Required task 1:
Answer these questions from the article on artists and the CROWN Act, one line each:
(a) What did Nina Simone say is an artist's duty?
(b) Who created The Black Hair Experience?
(c) What did the creators want to explore?
Required task 2: Extract the passage of the CROWN Act article word for word, beginning at the words "Artists Demonstrate the" and stopping after "in certain spaces.".
Required task 3: Write what comes next in the article on artists and the CROWN Act, picking up after its last sentence.

Selected extract:
┄┄┄┄┄┄

Artists Demonstrate the Significance of the CROWN Act

By: Stephanie Turcios

Artists Supporting the CROWN Act. 

Nina Simone once said that it is an artist’s duty to reflect the times. Studies have shown that hair-based discrimination is a form of race-based discrimination and artists across multiple genres have denounced discrimination and promoted embracing love for all hair types. Notably, two friends, Alisha Brooks and Elizabeth Austin-Davis, created The Black Hair Experience, an art exhibit in multiple cities described as an “interactive selfie-museum…in the name of celebrating Black hair.” The inspiration for the art exhibit stems from the creators wanting to explore why Black women feel insecure about their hair in certain spaces.

┄┄┄┄┄┄

Provided material:
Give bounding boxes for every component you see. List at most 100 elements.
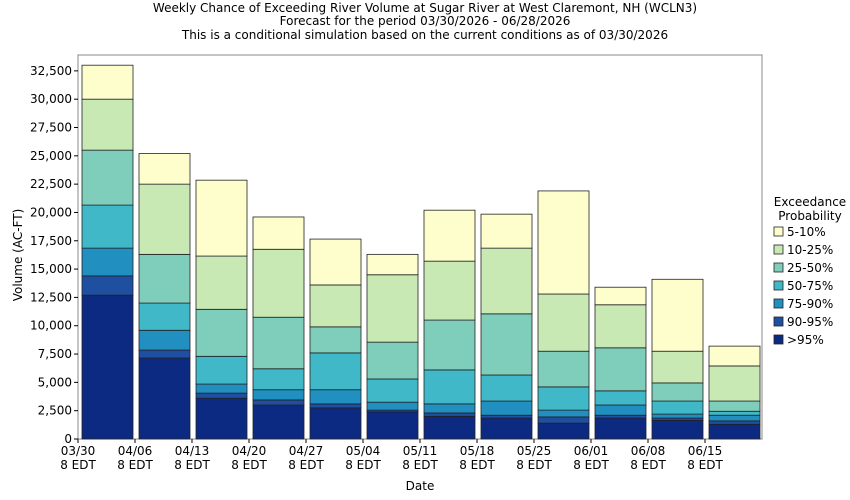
x-tick-label: 05/11 8 EDT bbox=[402, 444, 438, 472]
bar-segment bbox=[423, 209, 476, 262]
bar-segment bbox=[480, 374, 533, 402]
x-tick-label: 03/30 8 EDT bbox=[60, 444, 96, 472]
legend-swatch bbox=[773, 244, 784, 255]
bar-segment bbox=[81, 247, 134, 277]
bar-segment bbox=[708, 345, 761, 367]
bar-segment bbox=[480, 313, 533, 376]
bar-segment bbox=[309, 238, 362, 286]
bar-segment bbox=[138, 153, 191, 185]
x-tick-label: 04/20 8 EDT bbox=[231, 444, 267, 472]
bar-segment bbox=[708, 420, 761, 425]
bar-segment bbox=[594, 304, 647, 349]
y-tick-label: 22,500 bbox=[30, 177, 72, 191]
bar-segment bbox=[195, 255, 248, 310]
bar-segment bbox=[651, 413, 704, 419]
chart-subtitle: This is a conditional simulation based o… bbox=[181, 28, 668, 42]
legend-title: Exceedance Probability bbox=[774, 195, 846, 223]
x-tick-label: 05/18 8 EDT bbox=[459, 444, 495, 472]
bar-segment bbox=[594, 286, 647, 306]
y-tick-label: 15,000 bbox=[30, 262, 72, 276]
bar-segment bbox=[309, 352, 362, 391]
bar-segment bbox=[81, 294, 134, 440]
bar-segment bbox=[594, 414, 647, 419]
legend-swatch bbox=[773, 334, 784, 345]
chart-title: Weekly Chance of Exceeding River Volume … bbox=[153, 1, 697, 15]
bar-segment bbox=[138, 183, 191, 255]
x-tick-label: 06/01 8 EDT bbox=[573, 444, 609, 472]
chart-subtitle: Forecast for the period 03/30/2026 - 06/… bbox=[280, 14, 571, 28]
bar-segment bbox=[309, 403, 362, 409]
bar-segment bbox=[195, 392, 248, 399]
legend-swatch bbox=[773, 280, 784, 291]
bar-segment bbox=[195, 179, 248, 257]
bar-segment bbox=[708, 400, 761, 412]
bar-segment bbox=[309, 326, 362, 354]
bar-segment bbox=[309, 407, 362, 440]
bar-segment bbox=[252, 389, 305, 401]
bar-segment bbox=[537, 416, 590, 424]
bar-segment bbox=[537, 190, 590, 295]
x-tick-label: 04/13 8 EDT bbox=[174, 444, 210, 472]
bar-segment bbox=[537, 386, 590, 411]
bar-segment bbox=[252, 316, 305, 370]
bar-segment bbox=[594, 390, 647, 406]
bar-segment bbox=[480, 213, 533, 249]
bar-segment bbox=[537, 422, 590, 440]
legend-swatch bbox=[773, 226, 784, 237]
bar-segment bbox=[309, 284, 362, 328]
bar-segment bbox=[423, 403, 476, 414]
bar-segment bbox=[423, 319, 476, 371]
bar-segment bbox=[195, 308, 248, 357]
y-tick-label: 20,000 bbox=[30, 205, 72, 219]
y-tick-label: 32,500 bbox=[30, 64, 72, 78]
bar-segment bbox=[708, 365, 761, 402]
legend-label: 50-75% bbox=[787, 279, 833, 293]
bar-segment bbox=[651, 350, 704, 384]
y-tick-label: 2,500 bbox=[38, 404, 72, 418]
bar-segment bbox=[366, 401, 419, 411]
bar-segment bbox=[195, 355, 248, 385]
bar-segment bbox=[480, 414, 533, 419]
bar-segment bbox=[366, 253, 419, 276]
bar-segment bbox=[81, 204, 134, 249]
bar-segment bbox=[195, 397, 248, 440]
legend-label: 25-50% bbox=[787, 261, 833, 275]
bar-segment bbox=[138, 349, 191, 359]
bar-segment bbox=[252, 368, 305, 391]
y-tick-label: 25,000 bbox=[30, 149, 72, 163]
y-tick-label: 12,500 bbox=[30, 290, 72, 304]
bar-segment bbox=[252, 399, 305, 406]
x-tick-label: 05/04 8 EDT bbox=[345, 444, 381, 472]
bar-segment bbox=[81, 149, 134, 206]
plot-area bbox=[77, 54, 763, 440]
bar-segment bbox=[651, 382, 704, 402]
bar-segment bbox=[423, 260, 476, 321]
y-tick-label: 27,500 bbox=[30, 120, 72, 134]
bar-segment bbox=[423, 415, 476, 440]
bar-segment bbox=[138, 329, 191, 351]
legend-label: 10-25% bbox=[787, 243, 833, 257]
y-tick-label: 7,500 bbox=[38, 347, 72, 361]
x-tick-label: 06/08 8 EDT bbox=[630, 444, 666, 472]
legend-label: 5-10% bbox=[787, 225, 826, 239]
bar-segment bbox=[366, 411, 419, 440]
bar-segment bbox=[366, 341, 419, 380]
legend-swatch bbox=[773, 262, 784, 273]
y-axis-label: Volume (AC-FT) bbox=[11, 209, 25, 302]
y-tick-label: 5,000 bbox=[38, 375, 72, 389]
legend-label: 90-95% bbox=[787, 315, 833, 329]
bar-segment bbox=[708, 414, 761, 422]
bar-segment bbox=[480, 400, 533, 416]
bar-segment bbox=[594, 404, 647, 416]
x-tick-label: 04/06 8 EDT bbox=[117, 444, 153, 472]
bar-segment bbox=[708, 410, 761, 416]
bar-segment bbox=[708, 423, 761, 440]
bar-segment bbox=[81, 275, 134, 296]
legend-swatch bbox=[773, 316, 784, 327]
legend-label: 75-90% bbox=[787, 297, 833, 311]
x-tick-label: 04/27 8 EDT bbox=[288, 444, 324, 472]
bar-segment bbox=[423, 369, 476, 405]
bar-segment bbox=[651, 400, 704, 415]
bar-segment bbox=[138, 253, 191, 304]
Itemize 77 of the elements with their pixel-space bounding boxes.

┄┄┄┄┄┄

Final result 1:
(a) To reflect the times.
(b) Alisha Brooks and Elizabeth Austin-Davis.
(c) Why Black women feel insecure about their hair in certain spaces.

Final result 2:
Artists Demonstrate the Significance of the CROWN Act

By: Stephanie Turcios

Artists Supporting the CROWN Act. 

Nina Simone once said that it is an artist’s duty to reflect the times. Studies have shown that hair-based discrimination is a form of race-based discrimination and artists across multiple genres have denounced discrimination and promoted embracing love for all hair types. Notably, two friends, Alisha Brooks and Elizabeth Austin-Davis, created The Black Hair Experience, an art exhibit in multiple cities described as an “interactive selfie-museum…in the name of celebrating Black hair.” The inspiration for the art exhibit stems from the creators wanting to explore why Black women feel insecure about their hair in certain spaces.

Final result 3:
This insecurity starts at a very young age. According to one study, 53% of Black mothers say their daughters have experienced race-based hair discrimination as early as five years old. The study also found that 66% of Black children in majority-white schools have faced race-based hair discrimination – and 86% of those children experienced it by the age of 12. In response to the discrimination that youth of color experience, director Matthew A. Cherry created the Oscar-winning animated short-film, Hair Love,  to normalize textured hair. In his acceptance speech in 2020, Cherry supported then-pending legislation, the CROWN Act, which stands for Creating a Respectful and Open World for Natural Hair. Cherry advocated for the CROWN Act in response to the expulsion of DeAndre Arnold, a Black high-school student who was expelled for having dreadlocks. Although Arnold was later able to seek an injunction against the school district, it came at the expense of his high school graduation. See also Arnold v. Barbers Hill Indep. Sch. Dist., 479 F. Supp. 3d 511, 531 (S.D. Tex. 2020).

But What is the CROWN Act?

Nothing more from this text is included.